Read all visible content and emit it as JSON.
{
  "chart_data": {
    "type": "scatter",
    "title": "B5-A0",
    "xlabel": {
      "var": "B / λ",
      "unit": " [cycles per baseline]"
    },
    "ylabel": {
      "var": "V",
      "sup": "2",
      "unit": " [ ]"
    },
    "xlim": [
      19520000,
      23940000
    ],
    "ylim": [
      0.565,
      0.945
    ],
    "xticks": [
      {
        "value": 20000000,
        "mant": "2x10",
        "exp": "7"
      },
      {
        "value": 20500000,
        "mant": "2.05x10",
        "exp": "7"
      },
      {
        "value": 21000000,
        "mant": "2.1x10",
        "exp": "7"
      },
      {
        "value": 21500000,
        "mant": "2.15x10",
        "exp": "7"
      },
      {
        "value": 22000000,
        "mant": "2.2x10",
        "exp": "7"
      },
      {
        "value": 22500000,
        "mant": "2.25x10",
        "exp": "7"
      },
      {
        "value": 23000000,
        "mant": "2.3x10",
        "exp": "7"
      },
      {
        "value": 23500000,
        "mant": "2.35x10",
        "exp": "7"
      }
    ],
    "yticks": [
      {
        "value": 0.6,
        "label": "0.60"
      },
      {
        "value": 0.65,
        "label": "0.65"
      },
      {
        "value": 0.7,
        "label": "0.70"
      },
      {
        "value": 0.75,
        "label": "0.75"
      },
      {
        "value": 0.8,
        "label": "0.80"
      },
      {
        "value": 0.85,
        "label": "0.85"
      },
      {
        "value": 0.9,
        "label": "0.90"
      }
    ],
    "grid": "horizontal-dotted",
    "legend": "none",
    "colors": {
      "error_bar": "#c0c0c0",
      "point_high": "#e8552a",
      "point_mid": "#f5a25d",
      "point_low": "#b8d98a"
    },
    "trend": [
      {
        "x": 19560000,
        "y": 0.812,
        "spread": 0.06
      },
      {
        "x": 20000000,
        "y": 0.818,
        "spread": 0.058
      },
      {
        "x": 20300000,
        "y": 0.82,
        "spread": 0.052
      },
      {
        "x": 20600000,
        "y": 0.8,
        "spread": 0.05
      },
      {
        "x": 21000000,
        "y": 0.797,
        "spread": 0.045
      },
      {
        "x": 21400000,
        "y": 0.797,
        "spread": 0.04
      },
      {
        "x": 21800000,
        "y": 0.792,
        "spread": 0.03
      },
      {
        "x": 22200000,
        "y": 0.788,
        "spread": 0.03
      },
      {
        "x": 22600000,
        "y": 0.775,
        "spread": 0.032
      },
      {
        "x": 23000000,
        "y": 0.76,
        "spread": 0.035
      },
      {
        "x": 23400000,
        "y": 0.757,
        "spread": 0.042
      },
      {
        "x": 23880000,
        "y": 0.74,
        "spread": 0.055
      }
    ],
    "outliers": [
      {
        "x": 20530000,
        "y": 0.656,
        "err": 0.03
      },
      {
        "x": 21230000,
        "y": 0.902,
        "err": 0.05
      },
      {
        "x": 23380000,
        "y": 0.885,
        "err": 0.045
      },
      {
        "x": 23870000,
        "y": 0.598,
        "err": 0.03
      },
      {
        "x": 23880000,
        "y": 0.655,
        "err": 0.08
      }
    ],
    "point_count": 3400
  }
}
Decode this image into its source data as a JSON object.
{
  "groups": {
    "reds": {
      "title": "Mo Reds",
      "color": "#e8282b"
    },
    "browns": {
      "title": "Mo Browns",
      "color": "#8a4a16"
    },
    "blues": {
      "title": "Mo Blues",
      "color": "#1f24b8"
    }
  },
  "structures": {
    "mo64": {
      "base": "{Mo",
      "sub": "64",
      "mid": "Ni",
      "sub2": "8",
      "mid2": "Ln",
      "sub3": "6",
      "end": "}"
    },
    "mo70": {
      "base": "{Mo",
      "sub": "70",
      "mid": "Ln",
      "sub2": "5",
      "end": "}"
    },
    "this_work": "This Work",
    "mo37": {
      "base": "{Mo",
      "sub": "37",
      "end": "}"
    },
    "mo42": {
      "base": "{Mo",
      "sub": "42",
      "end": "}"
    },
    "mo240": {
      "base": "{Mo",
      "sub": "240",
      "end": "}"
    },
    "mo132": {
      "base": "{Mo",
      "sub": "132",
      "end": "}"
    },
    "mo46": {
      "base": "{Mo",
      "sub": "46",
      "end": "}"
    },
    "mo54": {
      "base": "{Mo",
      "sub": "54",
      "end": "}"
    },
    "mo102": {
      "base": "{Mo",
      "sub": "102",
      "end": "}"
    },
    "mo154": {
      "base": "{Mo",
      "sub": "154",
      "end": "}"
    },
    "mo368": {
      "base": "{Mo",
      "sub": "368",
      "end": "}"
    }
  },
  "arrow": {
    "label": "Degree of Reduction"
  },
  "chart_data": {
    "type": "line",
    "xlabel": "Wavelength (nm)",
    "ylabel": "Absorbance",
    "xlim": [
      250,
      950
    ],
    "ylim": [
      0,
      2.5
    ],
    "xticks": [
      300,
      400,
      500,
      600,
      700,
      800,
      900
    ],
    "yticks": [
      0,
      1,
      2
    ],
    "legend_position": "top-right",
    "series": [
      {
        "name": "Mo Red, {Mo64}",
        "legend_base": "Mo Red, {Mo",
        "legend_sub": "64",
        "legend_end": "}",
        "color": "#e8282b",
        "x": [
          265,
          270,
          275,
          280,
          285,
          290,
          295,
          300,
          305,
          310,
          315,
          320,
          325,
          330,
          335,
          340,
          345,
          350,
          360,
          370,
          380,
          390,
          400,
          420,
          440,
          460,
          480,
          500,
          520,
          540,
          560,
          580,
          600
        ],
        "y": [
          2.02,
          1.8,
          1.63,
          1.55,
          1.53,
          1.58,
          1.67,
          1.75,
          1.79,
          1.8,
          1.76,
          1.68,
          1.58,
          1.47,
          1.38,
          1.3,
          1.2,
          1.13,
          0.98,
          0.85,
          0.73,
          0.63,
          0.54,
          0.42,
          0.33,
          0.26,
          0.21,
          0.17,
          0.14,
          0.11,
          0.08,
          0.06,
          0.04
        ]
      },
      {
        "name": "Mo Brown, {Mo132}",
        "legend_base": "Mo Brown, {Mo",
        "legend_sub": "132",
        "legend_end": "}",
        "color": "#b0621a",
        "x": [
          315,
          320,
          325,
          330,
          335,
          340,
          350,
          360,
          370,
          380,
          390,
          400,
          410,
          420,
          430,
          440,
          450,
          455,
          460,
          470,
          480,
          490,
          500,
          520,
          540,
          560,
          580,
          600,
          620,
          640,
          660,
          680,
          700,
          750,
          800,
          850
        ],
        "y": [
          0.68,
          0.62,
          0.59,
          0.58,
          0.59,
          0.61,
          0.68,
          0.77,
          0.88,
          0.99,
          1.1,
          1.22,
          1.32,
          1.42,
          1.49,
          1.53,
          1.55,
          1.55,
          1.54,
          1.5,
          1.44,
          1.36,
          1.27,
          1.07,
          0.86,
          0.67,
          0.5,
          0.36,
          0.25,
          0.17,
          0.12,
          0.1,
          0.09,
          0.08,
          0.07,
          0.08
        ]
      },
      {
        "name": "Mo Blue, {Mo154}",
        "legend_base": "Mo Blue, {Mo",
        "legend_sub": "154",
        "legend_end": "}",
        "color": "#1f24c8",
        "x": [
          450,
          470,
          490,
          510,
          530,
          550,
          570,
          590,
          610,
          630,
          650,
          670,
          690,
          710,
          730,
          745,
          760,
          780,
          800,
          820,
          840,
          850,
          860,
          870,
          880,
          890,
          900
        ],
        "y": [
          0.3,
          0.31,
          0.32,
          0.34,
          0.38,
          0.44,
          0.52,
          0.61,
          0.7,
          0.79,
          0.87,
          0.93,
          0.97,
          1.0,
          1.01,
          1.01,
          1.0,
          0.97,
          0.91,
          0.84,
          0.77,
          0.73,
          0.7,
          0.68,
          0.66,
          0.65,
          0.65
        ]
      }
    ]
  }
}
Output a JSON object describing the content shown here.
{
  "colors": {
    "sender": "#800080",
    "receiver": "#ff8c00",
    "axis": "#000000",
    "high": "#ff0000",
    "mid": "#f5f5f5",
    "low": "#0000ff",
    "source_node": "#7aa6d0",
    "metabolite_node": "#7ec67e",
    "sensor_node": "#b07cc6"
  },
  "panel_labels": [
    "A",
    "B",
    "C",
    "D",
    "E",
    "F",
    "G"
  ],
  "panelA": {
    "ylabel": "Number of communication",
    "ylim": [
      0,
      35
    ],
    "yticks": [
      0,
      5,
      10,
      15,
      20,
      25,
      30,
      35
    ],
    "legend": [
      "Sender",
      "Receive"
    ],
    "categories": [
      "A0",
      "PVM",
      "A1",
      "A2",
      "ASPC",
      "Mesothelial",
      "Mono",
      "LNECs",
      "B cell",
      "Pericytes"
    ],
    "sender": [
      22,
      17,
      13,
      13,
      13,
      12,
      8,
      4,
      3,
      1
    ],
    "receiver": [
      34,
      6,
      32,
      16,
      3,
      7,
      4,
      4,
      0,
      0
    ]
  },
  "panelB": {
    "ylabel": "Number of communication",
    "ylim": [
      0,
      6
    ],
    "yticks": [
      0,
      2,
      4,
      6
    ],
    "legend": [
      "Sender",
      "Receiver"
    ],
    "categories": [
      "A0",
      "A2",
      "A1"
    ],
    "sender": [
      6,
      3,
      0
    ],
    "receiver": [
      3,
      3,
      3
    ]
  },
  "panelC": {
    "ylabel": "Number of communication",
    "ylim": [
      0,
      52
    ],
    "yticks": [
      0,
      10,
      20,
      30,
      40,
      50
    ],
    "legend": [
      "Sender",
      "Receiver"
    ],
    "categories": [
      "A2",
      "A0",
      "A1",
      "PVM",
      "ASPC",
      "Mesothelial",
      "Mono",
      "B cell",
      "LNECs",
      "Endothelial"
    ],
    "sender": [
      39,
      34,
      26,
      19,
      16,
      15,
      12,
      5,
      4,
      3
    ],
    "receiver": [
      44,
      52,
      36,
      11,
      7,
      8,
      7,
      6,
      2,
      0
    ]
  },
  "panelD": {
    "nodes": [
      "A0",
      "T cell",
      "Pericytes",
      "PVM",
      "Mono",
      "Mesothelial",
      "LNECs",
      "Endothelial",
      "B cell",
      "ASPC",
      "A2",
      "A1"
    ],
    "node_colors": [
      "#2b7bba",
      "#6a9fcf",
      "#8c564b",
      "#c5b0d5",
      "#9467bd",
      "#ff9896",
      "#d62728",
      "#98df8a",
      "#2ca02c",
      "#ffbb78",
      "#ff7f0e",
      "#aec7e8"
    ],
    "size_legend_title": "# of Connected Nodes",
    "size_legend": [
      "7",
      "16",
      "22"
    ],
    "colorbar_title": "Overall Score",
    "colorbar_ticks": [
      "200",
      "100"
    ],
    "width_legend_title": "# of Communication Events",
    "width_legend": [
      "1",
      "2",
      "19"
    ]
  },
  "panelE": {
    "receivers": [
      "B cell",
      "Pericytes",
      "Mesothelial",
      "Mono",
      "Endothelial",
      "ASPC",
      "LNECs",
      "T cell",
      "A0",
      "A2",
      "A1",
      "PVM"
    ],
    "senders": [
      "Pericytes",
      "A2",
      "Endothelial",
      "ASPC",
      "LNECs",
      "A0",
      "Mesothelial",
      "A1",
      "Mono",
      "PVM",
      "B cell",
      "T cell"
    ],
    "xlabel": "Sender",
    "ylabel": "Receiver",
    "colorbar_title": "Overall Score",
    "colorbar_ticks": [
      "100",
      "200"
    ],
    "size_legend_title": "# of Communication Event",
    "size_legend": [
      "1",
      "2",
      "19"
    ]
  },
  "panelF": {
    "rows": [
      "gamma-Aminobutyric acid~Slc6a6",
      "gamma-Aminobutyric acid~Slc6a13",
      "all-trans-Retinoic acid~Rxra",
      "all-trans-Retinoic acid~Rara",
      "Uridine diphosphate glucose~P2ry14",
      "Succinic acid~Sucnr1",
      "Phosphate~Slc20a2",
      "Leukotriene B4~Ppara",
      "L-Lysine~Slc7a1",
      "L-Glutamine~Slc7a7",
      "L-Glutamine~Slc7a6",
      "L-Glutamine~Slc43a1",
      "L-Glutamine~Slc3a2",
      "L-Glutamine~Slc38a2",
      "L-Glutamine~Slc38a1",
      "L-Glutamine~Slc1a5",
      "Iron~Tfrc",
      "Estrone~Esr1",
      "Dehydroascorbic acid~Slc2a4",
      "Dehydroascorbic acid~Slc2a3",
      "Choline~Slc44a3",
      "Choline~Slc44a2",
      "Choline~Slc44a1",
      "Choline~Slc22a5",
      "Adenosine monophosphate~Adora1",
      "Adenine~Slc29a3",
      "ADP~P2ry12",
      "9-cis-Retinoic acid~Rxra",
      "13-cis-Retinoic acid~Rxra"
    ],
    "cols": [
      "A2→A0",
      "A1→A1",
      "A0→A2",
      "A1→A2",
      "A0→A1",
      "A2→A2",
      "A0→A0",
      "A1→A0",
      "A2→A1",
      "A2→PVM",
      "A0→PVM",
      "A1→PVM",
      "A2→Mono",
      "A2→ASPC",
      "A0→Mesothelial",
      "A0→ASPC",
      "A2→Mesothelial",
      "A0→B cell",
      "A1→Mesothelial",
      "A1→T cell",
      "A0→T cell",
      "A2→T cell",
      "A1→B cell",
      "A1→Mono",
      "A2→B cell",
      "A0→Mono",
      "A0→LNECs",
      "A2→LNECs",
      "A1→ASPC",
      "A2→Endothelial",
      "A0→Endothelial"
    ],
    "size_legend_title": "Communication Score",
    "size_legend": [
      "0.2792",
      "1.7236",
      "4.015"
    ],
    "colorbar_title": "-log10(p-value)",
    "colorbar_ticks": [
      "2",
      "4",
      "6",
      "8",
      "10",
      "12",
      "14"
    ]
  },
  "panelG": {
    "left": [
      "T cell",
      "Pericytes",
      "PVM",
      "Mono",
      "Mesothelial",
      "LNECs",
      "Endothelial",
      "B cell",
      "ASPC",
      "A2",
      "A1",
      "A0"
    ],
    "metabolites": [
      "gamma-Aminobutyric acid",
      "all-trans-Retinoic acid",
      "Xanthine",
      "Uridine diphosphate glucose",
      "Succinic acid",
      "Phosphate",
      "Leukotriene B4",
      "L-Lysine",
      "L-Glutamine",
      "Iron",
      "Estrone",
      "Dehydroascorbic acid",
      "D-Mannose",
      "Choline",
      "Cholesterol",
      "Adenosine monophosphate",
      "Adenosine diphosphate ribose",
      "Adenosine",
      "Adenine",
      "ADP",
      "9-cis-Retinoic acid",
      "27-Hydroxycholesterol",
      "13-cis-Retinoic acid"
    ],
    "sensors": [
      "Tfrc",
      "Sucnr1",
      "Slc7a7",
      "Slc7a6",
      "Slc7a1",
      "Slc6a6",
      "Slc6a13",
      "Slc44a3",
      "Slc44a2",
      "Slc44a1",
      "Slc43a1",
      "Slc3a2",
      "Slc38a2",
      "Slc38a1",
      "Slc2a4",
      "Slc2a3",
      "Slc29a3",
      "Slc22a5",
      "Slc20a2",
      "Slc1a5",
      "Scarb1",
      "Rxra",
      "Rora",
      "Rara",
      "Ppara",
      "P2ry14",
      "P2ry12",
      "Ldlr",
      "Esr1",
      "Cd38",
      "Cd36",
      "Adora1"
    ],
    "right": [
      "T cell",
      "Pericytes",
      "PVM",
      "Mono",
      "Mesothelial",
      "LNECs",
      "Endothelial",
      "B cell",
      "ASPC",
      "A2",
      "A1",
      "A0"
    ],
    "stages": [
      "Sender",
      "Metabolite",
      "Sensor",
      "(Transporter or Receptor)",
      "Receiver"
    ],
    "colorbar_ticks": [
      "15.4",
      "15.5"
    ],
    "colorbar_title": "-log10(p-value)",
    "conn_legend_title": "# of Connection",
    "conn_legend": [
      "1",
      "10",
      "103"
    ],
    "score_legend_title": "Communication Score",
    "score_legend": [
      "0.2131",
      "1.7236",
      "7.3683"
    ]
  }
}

------------------------------------------------------------------------

_EXERCISE OBJECTIVE_.
Look through the entries above; copy each line where the string "Glutamine" appears.

_TASK ANSWER_.
      "L-Glutamine~Slc7a7",
      "L-Glutamine~Slc7a6",
      "L-Glutamine~Slc43a1",
      "L-Glutamine~Slc3a2",
      "L-Glutamine~Slc38a2",
      "L-Glutamine~Slc38a1",
      "L-Glutamine~Slc1a5",
      "L-Glutamine",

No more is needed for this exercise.